From the listing below, pull out every line where the string "ylabel" appears.

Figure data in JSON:
————————

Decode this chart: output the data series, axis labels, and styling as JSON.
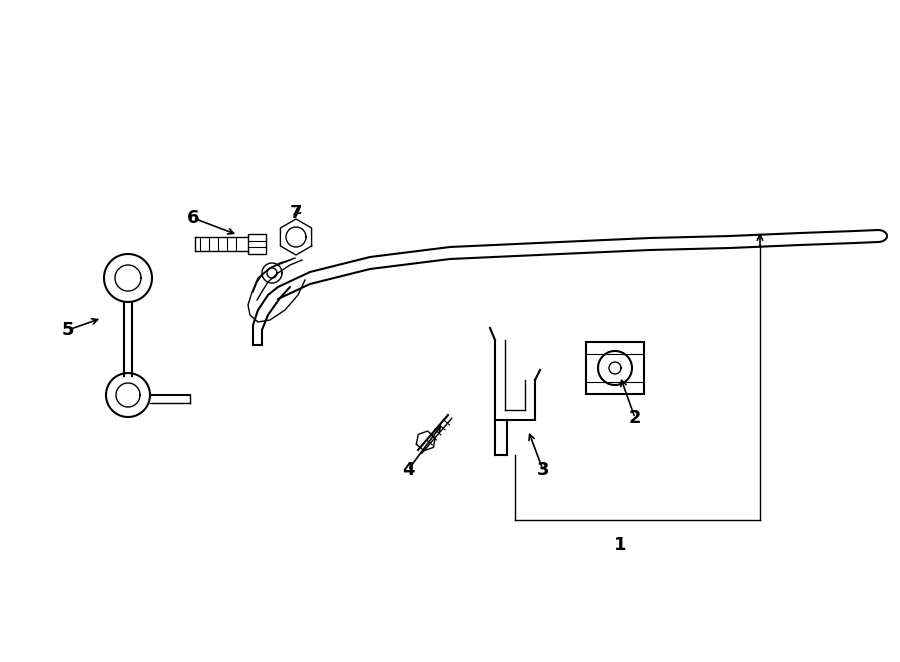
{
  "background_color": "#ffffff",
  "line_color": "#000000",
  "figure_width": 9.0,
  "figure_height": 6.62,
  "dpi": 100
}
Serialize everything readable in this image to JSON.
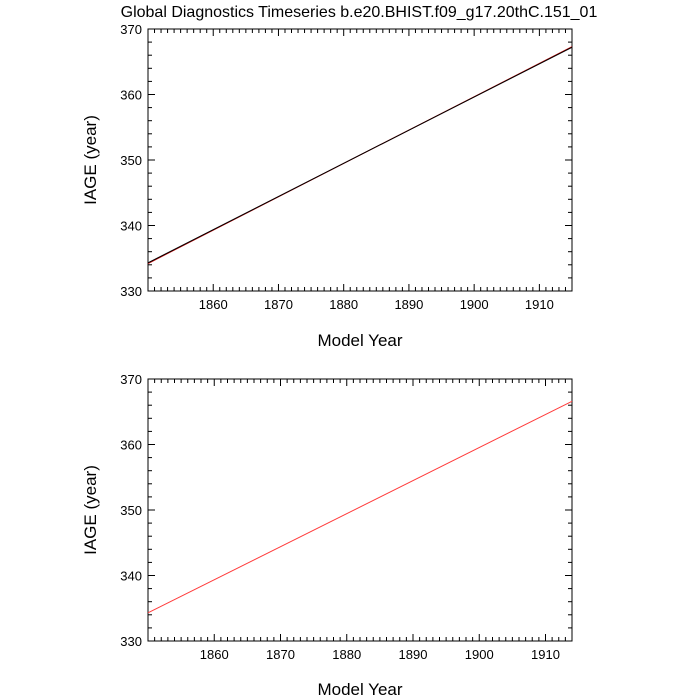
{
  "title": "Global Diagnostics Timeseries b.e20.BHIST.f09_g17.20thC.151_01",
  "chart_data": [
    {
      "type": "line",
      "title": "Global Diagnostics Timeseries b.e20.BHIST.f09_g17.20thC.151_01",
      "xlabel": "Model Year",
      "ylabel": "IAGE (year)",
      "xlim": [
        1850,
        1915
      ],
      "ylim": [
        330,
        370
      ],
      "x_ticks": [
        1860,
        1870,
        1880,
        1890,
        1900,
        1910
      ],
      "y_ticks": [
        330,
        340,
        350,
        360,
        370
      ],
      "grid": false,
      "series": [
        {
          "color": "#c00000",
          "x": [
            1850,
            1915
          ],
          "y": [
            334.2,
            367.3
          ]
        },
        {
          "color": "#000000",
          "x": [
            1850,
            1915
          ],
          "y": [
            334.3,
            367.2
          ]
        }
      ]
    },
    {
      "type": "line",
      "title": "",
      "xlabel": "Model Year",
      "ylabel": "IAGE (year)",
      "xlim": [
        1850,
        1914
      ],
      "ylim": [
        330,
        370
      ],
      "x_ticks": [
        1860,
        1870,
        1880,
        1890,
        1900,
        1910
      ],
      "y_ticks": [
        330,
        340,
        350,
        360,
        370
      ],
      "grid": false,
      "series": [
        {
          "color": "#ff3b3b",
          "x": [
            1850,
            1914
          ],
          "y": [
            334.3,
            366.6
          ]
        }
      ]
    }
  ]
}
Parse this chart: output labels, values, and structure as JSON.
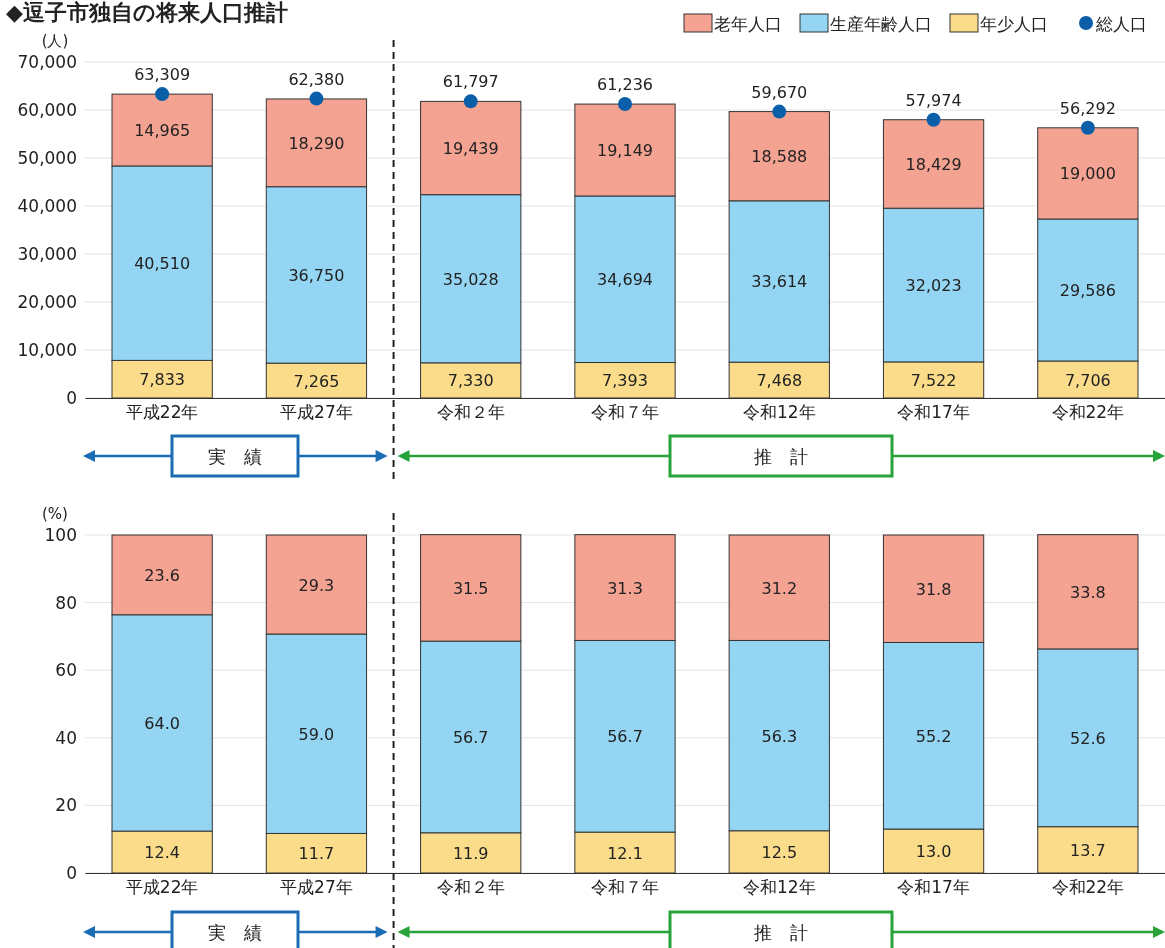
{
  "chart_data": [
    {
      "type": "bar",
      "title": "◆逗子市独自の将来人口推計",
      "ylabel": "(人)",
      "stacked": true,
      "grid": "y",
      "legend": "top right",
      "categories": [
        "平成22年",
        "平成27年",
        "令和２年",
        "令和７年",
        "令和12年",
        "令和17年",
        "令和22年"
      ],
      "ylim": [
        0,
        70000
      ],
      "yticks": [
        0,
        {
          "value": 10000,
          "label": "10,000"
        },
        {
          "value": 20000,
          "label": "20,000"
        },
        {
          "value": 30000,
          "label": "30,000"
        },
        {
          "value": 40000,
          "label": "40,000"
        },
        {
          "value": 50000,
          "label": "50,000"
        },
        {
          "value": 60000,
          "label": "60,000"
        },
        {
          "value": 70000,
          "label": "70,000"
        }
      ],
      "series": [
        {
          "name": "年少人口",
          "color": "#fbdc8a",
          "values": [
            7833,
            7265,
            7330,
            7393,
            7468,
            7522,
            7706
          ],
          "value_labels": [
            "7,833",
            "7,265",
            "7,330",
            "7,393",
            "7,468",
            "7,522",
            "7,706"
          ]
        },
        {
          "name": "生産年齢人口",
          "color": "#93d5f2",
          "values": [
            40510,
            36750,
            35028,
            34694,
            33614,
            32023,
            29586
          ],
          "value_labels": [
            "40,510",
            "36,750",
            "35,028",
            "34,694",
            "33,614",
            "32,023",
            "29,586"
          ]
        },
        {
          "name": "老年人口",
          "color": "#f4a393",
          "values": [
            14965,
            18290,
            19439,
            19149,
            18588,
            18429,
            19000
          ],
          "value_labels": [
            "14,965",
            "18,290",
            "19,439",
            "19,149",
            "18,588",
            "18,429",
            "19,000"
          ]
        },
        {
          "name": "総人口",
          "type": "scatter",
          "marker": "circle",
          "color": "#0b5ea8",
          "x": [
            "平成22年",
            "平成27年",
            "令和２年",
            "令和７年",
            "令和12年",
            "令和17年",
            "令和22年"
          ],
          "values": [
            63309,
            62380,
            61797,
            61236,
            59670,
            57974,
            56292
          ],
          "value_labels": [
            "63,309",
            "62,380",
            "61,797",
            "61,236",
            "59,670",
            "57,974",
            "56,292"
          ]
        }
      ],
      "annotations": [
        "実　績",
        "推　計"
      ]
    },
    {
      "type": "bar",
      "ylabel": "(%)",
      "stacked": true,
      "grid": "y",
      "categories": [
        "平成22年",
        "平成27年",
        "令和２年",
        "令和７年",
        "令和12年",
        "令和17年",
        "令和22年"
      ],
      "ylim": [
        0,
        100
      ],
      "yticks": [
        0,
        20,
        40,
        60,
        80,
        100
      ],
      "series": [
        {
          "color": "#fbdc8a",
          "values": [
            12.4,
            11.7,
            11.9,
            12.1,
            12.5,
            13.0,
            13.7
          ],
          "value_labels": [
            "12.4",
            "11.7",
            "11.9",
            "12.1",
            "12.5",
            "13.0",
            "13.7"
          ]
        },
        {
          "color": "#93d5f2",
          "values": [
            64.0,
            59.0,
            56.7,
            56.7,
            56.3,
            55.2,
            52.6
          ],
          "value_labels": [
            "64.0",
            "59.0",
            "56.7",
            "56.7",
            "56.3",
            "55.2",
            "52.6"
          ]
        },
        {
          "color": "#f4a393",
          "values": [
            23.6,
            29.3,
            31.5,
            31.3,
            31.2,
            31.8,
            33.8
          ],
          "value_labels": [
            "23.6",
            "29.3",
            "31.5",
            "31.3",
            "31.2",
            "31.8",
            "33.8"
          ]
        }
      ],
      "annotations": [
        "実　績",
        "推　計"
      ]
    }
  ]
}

————————

RESPONSE TO THIS EXERCISE:
      "ylabel": "IAGE (year)",
      "ylabel": "IAGE (year)",
      "ylabel": "(人)",
      "ylabel": "(%)",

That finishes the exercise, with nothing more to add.